Some records:
↓↓↓
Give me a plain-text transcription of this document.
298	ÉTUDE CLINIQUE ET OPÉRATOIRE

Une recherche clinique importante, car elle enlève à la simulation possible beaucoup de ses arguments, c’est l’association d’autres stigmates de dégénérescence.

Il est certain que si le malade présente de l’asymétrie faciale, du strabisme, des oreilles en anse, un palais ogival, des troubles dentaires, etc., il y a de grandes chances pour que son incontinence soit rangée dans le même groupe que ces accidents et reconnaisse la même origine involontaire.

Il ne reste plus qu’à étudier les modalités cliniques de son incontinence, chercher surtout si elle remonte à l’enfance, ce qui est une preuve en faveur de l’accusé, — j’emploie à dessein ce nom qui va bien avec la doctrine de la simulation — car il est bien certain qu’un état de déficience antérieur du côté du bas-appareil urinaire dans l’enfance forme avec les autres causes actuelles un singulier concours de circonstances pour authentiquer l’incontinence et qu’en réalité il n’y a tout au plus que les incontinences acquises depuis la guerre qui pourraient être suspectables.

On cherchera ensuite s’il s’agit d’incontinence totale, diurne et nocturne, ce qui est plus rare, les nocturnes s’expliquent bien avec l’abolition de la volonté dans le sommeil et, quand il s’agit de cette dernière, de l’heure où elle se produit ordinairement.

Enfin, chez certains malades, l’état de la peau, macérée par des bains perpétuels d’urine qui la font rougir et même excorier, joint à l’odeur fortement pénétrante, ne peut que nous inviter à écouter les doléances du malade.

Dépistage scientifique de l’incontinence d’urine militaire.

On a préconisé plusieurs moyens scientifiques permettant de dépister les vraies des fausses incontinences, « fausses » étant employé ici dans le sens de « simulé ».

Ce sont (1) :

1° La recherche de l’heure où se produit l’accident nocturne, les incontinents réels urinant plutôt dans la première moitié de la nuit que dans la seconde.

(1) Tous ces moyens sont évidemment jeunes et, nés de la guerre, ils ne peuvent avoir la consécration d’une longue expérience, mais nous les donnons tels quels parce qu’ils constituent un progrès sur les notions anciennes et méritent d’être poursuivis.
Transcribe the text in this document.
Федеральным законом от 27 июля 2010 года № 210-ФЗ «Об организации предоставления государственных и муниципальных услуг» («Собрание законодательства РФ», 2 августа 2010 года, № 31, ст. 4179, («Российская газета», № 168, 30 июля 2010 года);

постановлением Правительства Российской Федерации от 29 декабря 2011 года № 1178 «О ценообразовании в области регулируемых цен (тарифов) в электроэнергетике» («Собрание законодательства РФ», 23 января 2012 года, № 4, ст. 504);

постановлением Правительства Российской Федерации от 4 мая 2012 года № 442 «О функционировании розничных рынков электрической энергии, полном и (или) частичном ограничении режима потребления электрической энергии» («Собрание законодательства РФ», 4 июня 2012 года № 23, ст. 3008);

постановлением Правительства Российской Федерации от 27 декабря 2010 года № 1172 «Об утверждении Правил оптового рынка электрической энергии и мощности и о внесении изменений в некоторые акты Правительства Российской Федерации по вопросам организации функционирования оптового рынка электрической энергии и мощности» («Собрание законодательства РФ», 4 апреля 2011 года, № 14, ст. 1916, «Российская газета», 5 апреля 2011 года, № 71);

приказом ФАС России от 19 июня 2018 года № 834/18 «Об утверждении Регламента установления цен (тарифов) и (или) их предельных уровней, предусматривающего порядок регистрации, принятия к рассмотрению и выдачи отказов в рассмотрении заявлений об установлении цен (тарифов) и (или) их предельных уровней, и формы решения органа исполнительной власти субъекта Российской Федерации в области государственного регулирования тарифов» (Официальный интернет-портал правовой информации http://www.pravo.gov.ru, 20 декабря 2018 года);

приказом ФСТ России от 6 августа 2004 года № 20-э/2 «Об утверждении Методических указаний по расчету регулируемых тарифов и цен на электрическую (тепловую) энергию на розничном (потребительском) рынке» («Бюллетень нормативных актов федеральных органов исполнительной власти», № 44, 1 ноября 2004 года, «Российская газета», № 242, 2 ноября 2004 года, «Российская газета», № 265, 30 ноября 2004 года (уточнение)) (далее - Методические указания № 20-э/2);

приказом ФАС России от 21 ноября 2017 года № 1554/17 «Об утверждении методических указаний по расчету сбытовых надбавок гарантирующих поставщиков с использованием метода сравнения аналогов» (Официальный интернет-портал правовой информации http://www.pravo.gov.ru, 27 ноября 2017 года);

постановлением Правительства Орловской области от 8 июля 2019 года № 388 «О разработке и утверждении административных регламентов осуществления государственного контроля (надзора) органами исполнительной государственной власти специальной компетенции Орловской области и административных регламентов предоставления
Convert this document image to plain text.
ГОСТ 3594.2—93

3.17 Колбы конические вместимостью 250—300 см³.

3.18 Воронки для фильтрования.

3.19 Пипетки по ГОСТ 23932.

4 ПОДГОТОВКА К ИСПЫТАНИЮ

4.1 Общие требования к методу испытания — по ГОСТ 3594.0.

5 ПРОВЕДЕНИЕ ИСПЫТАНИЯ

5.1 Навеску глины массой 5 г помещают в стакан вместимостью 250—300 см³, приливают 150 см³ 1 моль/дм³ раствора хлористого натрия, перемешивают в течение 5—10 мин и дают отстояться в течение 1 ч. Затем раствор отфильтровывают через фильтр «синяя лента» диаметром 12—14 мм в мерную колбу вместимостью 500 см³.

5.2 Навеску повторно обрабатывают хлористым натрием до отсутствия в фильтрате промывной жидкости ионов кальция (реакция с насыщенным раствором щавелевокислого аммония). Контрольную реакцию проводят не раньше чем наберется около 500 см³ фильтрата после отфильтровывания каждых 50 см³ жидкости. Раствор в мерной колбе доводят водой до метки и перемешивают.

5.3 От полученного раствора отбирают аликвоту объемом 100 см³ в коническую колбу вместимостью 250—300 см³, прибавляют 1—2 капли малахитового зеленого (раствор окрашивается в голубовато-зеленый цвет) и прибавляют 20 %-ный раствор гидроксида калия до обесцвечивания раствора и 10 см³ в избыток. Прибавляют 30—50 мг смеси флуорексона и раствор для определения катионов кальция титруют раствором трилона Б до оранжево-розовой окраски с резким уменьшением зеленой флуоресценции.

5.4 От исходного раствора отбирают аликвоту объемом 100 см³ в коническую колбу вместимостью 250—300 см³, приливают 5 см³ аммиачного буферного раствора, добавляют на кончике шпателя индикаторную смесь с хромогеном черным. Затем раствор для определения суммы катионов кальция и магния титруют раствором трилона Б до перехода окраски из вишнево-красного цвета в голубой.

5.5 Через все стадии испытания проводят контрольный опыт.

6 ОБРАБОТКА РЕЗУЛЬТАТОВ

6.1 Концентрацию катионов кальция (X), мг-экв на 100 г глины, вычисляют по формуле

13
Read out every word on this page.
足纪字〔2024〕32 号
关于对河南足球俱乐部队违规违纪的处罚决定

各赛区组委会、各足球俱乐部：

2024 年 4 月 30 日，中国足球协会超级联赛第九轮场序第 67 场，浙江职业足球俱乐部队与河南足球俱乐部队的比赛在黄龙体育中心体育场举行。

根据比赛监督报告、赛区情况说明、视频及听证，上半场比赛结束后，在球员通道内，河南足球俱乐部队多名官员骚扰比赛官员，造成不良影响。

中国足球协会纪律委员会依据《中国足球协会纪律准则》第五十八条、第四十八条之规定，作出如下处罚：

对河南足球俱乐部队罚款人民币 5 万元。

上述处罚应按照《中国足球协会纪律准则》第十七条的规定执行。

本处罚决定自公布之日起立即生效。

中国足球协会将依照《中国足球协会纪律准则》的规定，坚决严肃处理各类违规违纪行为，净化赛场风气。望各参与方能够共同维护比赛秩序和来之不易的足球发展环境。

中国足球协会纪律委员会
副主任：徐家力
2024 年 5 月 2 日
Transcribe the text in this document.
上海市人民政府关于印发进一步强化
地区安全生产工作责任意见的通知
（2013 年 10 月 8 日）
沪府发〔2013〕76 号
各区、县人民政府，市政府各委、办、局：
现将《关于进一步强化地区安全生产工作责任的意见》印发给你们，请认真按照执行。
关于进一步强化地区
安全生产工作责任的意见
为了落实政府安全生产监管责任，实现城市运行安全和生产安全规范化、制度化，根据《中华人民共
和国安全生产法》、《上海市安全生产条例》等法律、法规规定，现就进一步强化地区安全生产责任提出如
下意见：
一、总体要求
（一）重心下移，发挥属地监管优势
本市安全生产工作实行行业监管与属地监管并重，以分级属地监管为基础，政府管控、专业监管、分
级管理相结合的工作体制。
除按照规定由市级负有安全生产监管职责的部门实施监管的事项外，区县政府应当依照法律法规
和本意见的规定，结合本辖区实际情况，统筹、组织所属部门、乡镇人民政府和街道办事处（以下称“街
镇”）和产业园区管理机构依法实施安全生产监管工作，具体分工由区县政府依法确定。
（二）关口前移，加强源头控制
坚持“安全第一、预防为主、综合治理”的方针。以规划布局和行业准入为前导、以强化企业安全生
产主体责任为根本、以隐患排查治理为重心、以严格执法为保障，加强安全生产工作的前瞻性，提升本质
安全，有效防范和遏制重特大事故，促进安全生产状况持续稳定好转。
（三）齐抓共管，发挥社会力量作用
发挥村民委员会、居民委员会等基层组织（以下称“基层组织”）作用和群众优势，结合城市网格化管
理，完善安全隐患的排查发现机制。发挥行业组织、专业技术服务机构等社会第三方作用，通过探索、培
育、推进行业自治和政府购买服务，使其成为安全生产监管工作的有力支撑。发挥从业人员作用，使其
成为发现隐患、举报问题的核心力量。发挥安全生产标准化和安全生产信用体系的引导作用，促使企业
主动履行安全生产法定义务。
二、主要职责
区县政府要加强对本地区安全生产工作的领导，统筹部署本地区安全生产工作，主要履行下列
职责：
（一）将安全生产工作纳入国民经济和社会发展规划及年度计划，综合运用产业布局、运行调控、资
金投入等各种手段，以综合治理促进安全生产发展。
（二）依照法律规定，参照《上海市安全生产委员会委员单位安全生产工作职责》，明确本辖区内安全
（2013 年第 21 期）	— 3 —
↑↑↑
DIRECTION - Copy out all lines that carry the word "Навеску".

WRITTEN RESPONSE -
5.1 Навеску глины массой 5 г помещают в стакан вместимостью 250—300 см³, приливают 150 см³ 1 моль/дм³ раствора хлористого натрия, перемешивают в течение 5—10 мин и дают отстояться в течение 1 ч. Затем раствор отфильтровывают через фильтр «синяя лента» диаметром 12—14 мм в мерную колбу вместимостью 500 см³.
5.2 Навеску повторно обрабатывают хлористым натрием до отсутствия в фильтрате промывной жидкости ионов кальция (реакция с насыщенным раствором щавелевокислого аммония). Контрольную реакцию проводят не раньше чем наберется около 500 см³ фильтрата после отфильтровывания каждых 50 см³ жидкости. Раствор в мерной колбе доводят водой до метки и перемешивают.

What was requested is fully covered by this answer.